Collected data
--- BEGIN ---
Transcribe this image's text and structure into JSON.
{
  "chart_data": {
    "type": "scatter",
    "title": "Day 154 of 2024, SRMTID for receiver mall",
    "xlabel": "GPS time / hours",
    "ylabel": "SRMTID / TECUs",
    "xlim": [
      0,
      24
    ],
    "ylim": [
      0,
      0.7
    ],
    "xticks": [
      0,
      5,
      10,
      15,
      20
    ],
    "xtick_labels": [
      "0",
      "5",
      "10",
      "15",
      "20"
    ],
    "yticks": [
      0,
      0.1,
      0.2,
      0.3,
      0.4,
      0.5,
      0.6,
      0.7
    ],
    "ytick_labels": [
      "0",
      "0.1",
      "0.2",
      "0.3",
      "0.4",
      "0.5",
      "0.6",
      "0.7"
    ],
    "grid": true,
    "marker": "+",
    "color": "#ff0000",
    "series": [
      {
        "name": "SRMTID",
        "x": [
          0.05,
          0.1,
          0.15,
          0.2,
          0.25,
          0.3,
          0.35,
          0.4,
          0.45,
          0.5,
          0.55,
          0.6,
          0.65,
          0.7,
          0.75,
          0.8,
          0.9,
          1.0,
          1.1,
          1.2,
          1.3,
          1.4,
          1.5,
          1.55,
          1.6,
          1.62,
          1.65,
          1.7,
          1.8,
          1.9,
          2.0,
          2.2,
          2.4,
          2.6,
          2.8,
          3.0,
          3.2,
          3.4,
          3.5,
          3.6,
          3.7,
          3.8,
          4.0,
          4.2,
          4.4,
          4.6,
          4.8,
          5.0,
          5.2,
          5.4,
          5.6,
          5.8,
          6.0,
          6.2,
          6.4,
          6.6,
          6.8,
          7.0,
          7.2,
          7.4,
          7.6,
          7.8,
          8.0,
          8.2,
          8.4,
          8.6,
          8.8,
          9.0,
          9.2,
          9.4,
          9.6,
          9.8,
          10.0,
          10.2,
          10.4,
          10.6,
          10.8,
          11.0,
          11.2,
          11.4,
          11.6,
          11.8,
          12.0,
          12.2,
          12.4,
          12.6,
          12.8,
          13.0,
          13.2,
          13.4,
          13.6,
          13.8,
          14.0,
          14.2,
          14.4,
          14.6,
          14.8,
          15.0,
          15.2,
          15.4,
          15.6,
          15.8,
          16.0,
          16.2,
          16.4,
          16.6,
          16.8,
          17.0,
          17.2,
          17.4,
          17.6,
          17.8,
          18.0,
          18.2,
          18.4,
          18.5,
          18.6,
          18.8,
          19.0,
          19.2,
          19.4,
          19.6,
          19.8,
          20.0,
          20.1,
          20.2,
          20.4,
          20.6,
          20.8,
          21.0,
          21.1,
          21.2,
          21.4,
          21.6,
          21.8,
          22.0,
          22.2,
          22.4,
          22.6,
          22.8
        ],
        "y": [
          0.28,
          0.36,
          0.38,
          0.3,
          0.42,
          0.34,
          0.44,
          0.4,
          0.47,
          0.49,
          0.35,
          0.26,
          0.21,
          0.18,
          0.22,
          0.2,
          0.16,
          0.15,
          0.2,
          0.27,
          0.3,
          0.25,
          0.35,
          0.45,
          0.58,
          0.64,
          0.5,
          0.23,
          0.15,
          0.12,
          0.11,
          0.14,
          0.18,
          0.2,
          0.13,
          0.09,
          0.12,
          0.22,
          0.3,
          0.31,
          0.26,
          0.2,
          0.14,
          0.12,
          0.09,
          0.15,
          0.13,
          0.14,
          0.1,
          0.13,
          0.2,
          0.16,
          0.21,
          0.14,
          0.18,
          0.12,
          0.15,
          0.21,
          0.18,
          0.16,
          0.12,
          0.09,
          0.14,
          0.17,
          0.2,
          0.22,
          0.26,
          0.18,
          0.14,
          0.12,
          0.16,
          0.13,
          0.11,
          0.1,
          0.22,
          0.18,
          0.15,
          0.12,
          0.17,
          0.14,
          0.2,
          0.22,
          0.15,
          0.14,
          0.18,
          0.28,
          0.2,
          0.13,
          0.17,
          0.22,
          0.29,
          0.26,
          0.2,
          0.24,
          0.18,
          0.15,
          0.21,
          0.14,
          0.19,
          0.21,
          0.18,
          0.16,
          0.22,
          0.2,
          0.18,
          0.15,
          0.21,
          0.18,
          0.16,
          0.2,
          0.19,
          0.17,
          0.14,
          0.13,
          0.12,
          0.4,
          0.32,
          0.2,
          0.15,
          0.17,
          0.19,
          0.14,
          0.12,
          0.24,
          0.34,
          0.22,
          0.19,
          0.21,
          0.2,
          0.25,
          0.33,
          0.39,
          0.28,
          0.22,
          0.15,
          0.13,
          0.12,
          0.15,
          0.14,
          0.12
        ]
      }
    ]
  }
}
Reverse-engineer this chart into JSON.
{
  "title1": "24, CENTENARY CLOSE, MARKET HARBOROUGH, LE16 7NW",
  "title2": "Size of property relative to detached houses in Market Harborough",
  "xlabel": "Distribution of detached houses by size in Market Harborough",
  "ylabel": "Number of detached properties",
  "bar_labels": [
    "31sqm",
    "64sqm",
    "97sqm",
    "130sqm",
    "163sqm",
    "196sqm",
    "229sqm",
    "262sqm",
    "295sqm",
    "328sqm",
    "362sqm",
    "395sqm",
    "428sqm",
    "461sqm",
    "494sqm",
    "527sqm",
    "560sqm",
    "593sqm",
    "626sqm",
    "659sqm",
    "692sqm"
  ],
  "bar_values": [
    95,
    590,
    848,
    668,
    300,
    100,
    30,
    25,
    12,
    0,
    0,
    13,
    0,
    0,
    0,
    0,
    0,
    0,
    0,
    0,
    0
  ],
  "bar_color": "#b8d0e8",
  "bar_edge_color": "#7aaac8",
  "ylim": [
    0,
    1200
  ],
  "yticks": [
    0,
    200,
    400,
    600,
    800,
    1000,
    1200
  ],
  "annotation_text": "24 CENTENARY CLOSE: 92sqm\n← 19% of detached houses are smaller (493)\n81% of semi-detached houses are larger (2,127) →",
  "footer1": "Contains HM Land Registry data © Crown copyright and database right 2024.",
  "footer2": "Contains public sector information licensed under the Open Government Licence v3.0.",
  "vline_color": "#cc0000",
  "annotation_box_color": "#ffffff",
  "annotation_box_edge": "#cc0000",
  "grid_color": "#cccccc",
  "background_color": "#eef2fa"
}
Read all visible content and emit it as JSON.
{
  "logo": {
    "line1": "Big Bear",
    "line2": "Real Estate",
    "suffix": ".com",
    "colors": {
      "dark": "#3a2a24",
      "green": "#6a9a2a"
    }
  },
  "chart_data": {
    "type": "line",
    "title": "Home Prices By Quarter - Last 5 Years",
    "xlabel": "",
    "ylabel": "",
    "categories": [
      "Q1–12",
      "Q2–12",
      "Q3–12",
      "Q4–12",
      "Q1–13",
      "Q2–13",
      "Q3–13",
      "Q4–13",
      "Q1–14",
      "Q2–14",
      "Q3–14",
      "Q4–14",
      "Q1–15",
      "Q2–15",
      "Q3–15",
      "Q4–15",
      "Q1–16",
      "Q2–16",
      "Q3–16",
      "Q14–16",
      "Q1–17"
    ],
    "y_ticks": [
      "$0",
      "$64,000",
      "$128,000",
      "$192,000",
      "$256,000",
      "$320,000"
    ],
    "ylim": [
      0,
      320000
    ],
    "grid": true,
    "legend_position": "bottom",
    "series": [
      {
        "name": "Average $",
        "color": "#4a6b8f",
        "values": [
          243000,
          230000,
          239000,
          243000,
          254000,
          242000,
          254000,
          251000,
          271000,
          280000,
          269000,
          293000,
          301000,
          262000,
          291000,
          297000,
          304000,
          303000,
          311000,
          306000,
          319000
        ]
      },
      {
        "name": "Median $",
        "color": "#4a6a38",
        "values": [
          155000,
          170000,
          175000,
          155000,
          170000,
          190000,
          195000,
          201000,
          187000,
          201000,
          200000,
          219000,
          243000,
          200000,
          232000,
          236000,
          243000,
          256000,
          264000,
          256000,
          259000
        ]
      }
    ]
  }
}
--- END ---
Report each line of the material above where the word "CENTENARY" appears.

(Completed exercise):
  "title1": "24, CENTENARY CLOSE, MARKET HARBOROUGH, LE16 7NW",
  "annotation_text": "24 CENTENARY CLOSE: 92sqm\n← 19% of detached houses are smaller (493)\n81% of semi-detached houses are larger (2,127) →",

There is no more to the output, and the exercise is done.